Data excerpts
________________________________________

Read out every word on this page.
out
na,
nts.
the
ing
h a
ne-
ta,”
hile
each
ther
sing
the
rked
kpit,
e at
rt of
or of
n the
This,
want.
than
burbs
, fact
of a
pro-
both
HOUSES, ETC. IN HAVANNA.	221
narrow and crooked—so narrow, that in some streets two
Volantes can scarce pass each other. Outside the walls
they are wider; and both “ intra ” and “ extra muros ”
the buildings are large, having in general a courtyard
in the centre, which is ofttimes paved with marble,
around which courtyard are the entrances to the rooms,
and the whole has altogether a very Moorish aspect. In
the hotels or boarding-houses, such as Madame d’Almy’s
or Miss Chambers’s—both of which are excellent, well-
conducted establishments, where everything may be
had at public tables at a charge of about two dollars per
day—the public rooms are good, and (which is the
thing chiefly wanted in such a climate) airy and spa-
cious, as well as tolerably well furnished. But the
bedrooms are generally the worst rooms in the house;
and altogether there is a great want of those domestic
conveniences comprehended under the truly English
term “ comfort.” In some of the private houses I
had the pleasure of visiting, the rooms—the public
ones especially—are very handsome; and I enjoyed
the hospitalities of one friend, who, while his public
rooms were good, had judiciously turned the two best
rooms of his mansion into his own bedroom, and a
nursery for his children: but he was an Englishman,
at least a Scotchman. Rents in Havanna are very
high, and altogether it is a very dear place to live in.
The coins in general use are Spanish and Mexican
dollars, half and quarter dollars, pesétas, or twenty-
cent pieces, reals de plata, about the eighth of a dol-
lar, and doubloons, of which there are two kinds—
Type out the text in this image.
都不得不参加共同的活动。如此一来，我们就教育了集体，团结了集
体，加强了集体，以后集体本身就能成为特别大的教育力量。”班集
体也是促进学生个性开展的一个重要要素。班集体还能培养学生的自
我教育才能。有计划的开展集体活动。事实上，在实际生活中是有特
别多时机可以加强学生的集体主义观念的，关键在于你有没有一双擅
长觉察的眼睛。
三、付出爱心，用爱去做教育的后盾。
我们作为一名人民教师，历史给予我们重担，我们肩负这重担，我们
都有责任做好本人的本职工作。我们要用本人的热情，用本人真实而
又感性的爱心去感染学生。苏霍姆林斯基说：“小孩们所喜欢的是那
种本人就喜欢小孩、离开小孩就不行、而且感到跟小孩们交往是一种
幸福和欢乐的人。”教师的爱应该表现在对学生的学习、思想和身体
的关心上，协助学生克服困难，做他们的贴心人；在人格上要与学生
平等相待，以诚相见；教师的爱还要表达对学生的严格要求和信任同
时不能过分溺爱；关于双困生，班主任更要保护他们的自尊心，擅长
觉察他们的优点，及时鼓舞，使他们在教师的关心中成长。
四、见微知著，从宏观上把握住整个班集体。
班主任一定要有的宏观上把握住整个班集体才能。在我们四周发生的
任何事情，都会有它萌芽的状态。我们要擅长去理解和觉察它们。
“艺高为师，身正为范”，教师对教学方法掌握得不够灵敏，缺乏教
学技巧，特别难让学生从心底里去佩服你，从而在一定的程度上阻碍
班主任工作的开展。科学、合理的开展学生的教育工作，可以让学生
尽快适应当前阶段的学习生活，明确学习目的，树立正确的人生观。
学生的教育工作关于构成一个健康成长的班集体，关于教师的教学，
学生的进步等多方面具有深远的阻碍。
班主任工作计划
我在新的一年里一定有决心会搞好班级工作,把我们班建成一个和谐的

________________________________________

Task to complete: Extract each line from the listing above, please, and repeat it exactly.

Solution to this task:
Read out every word on this page.
out
na,
nts.
the
ing
h a
ne-
ta,”
hile
each
ther
sing
the
rked
kpit,
e at
rt of
or of
n the
This,
want.
than
burbs
, fact
of a
pro-
both
HOUSES, ETC. IN HAVANNA.	221
narrow and crooked—so narrow, that in some streets two
Volantes can scarce pass each other. Outside the walls
they are wider; and both “ intra ” and “ extra muros ”
the buildings are large, having in general a courtyard
in the centre, which is ofttimes paved with marble,
around which courtyard are the entrances to the rooms,
and the whole has altogether a very Moorish aspect. In
the hotels or boarding-houses, such as Madame d’Almy’s
or Miss Chambers’s—both of which are excellent, well-
conducted establishments, where everything may be
had at public tables at a charge of about two dollars per
day—the public rooms are good, and (which is the
thing chiefly wanted in such a climate) airy and spa-
cious, as well as tolerably well furnished. But the
bedrooms are generally the worst rooms in the house;
and altogether there is a great want of those domestic
conveniences comprehended under the truly English
term “ comfort.” In some of the private houses I
had the pleasure of visiting, the rooms—the public
ones especially—are very handsome; and I enjoyed
the hospitalities of one friend, who, while his public
rooms were good, had judiciously turned the two best
rooms of his mansion into his own bedroom, and a
nursery for his children: but he was an Englishman,
at least a Scotchman. Rents in Havanna are very
high, and altogether it is a very dear place to live in.
The coins in general use are Spanish and Mexican
dollars, half and quarter dollars, pesétas, or twenty-
cent pieces, reals de plata, about the eighth of a dol-
lar, and doubloons, of which there are two kinds—
Type out the text in this image.
都不得不参加共同的活动。如此一来，我们就教育了集体，团结了集
体，加强了集体，以后集体本身就能成为特别大的教育力量。”班集
体也是促进学生个性开展的一个重要要素。班集体还能培养学生的自
我教育才能。有计划的开展集体活动。事实上，在实际生活中是有特
别多时机可以加强学生的集体主义观念的，关键在于你有没有一双擅
长觉察的眼睛。
三、付出爱心，用爱去做教育的后盾。
我们作为一名人民教师，历史给予我们重担，我们肩负这重担，我们
都有责任做好本人的本职工作。我们要用本人的热情，用本人真实而
又感性的爱心去感染学生。苏霍姆林斯基说：“小孩们所喜欢的是那
种本人就喜欢小孩、离开小孩就不行、而且感到跟小孩们交往是一种
幸福和欢乐的人。”教师的爱应该表现在对学生的学习、思想和身体
的关心上，协助学生克服困难，做他们的贴心人；在人格上要与学生
平等相待，以诚相见；教师的爱还要表达对学生的严格要求和信任同
时不能过分溺爱；关于双困生，班主任更要保护他们的自尊心，擅长
觉察他们的优点，及时鼓舞，使他们在教师的关心中成长。
四、见微知著，从宏观上把握住整个班集体。
班主任一定要有的宏观上把握住整个班集体才能。在我们四周发生的
任何事情，都会有它萌芽的状态。我们要擅长去理解和觉察它们。
“艺高为师，身正为范”，教师对教学方法掌握得不够灵敏，缺乏教
学技巧，特别难让学生从心底里去佩服你，从而在一定的程度上阻碍
班主任工作的开展。科学、合理的开展学生的教育工作，可以让学生
尽快适应当前阶段的学习生活，明确学习目的，树立正确的人生观。
学生的教育工作关于构成一个健康成长的班集体，关于教师的教学，
学生的进步等多方面具有深远的阻碍。
班主任工作计划
我在新的一年里一定有决心会搞好班级工作,把我们班建成一个和谐的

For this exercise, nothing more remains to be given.